▸ Required work: Every line in the listing is to be echoed verbatim.

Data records
......

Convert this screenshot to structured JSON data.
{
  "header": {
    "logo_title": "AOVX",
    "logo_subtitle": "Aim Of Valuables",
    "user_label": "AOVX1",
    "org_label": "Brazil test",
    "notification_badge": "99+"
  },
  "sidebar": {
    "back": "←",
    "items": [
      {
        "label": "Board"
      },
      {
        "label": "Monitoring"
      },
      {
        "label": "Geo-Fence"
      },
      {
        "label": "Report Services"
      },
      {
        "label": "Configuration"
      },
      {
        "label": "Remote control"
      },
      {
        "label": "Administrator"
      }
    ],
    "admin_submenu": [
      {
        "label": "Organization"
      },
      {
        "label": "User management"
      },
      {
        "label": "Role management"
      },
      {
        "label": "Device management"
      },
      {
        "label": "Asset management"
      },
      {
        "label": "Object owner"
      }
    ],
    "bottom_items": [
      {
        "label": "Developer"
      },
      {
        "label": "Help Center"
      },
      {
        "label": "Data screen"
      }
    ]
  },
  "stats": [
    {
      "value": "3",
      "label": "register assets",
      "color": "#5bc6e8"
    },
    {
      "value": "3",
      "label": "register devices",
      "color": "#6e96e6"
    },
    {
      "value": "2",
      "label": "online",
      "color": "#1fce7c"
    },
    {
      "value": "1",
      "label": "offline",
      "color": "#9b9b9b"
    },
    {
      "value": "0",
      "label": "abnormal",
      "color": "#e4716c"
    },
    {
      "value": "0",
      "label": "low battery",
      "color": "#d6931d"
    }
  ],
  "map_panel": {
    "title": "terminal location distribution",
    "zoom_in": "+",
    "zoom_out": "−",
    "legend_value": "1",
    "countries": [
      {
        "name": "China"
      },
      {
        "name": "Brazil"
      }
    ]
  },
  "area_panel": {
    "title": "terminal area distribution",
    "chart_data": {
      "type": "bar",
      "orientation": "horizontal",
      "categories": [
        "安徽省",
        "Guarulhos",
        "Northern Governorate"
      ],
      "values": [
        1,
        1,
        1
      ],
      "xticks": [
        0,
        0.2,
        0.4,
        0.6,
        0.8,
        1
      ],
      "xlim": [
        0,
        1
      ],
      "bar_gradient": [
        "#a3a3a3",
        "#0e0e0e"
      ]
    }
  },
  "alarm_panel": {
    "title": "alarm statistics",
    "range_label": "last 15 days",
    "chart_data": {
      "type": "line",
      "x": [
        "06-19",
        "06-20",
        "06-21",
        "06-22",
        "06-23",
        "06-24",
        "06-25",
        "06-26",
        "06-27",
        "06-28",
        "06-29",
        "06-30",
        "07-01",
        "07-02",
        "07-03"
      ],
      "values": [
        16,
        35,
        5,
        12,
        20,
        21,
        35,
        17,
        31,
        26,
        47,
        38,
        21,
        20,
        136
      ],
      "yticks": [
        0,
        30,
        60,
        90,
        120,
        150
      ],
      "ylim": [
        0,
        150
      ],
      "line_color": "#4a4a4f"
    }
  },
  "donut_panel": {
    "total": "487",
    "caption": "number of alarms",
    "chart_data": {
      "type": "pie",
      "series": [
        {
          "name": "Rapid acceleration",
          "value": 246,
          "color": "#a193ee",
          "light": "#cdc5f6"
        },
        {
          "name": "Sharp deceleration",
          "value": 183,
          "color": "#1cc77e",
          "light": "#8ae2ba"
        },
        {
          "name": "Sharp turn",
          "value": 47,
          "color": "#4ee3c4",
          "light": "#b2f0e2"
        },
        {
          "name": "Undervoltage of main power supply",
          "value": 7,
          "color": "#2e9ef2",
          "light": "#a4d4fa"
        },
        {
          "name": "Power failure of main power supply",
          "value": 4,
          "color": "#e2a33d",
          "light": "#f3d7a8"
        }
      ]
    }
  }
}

......

▸ Full output:
Convert this screenshot to structured JSON data.
{
  "header": {
    "logo_title": "AOVX",
    "logo_subtitle": "Aim Of Valuables",
    "user_label": "AOVX1",
    "org_label": "Brazil test",
    "notification_badge": "99+"
  },
  "sidebar": {
    "back": "←",
    "items": [
      {
        "label": "Board"
      },
      {
        "label": "Monitoring"
      },
      {
        "label": "Geo-Fence"
      },
      {
        "label": "Report Services"
      },
      {
        "label": "Configuration"
      },
      {
        "label": "Remote control"
      },
      {
        "label": "Administrator"
      }
    ],
    "admin_submenu": [
      {
        "label": "Organization"
      },
      {
        "label": "User management"
      },
      {
        "label": "Role management"
      },
      {
        "label": "Device management"
      },
      {
        "label": "Asset management"
      },
      {
        "label": "Object owner"
      }
    ],
    "bottom_items": [
      {
        "label": "Developer"
      },
      {
        "label": "Help Center"
      },
      {
        "label": "Data screen"
      }
    ]
  },
  "stats": [
    {
      "value": "3",
      "label": "register assets",
      "color": "#5bc6e8"
    },
    {
      "value": "3",
      "label": "register devices",
      "color": "#6e96e6"
    },
    {
      "value": "2",
      "label": "online",
      "color": "#1fce7c"
    },
    {
      "value": "1",
      "label": "offline",
      "color": "#9b9b9b"
    },
    {
      "value": "0",
      "label": "abnormal",
      "color": "#e4716c"
    },
    {
      "value": "0",
      "label": "low battery",
      "color": "#d6931d"
    }
  ],
  "map_panel": {
    "title": "terminal location distribution",
    "zoom_in": "+",
    "zoom_out": "−",
    "legend_value": "1",
    "countries": [
      {
        "name": "China"
      },
      {
        "name": "Brazil"
      }
    ]
  },
  "area_panel": {
    "title": "terminal area distribution",
    "chart_data": {
      "type": "bar",
      "orientation": "horizontal",
      "categories": [
        "安徽省",
        "Guarulhos",
        "Northern Governorate"
      ],
      "values": [
        1,
        1,
        1
      ],
      "xticks": [
        0,
        0.2,
        0.4,
        0.6,
        0.8,
        1
      ],
      "xlim": [
        0,
        1
      ],
      "bar_gradient": [
        "#a3a3a3",
        "#0e0e0e"
      ]
    }
  },
  "alarm_panel": {
    "title": "alarm statistics",
    "range_label": "last 15 days",
    "chart_data": {
      "type": "line",
      "x": [
        "06-19",
        "06-20",
        "06-21",
        "06-22",
        "06-23",
        "06-24",
        "06-25",
        "06-26",
        "06-27",
        "06-28",
        "06-29",
        "06-30",
        "07-01",
        "07-02",
        "07-03"
      ],
      "values": [
        16,
        35,
        5,
        12,
        20,
        21,
        35,
        17,
        31,
        26,
        47,
        38,
        21,
        20,
        136
      ],
      "yticks": [
        0,
        30,
        60,
        90,
        120,
        150
      ],
      "ylim": [
        0,
        150
      ],
      "line_color": "#4a4a4f"
    }
  },
  "donut_panel": {
    "total": "487",
    "caption": "number of alarms",
    "chart_data": {
      "type": "pie",
      "series": [
        {
          "name": "Rapid acceleration",
          "value": 246,
          "color": "#a193ee",
          "light": "#cdc5f6"
        },
        {
          "name": "Sharp deceleration",
          "value": 183,
          "color": "#1cc77e",
          "light": "#8ae2ba"
        },
        {
          "name": "Sharp turn",
          "value": 47,
          "color": "#4ee3c4",
          "light": "#b2f0e2"
        },
        {
          "name": "Undervoltage of main power supply",
          "value": 7,
          "color": "#2e9ef2",
          "light": "#a4d4fa"
        },
        {
          "name": "Power failure of main power supply",
          "value": 4,
          "color": "#e2a33d",
          "light": "#f3d7a8"
        }
      ]
    }
  }
}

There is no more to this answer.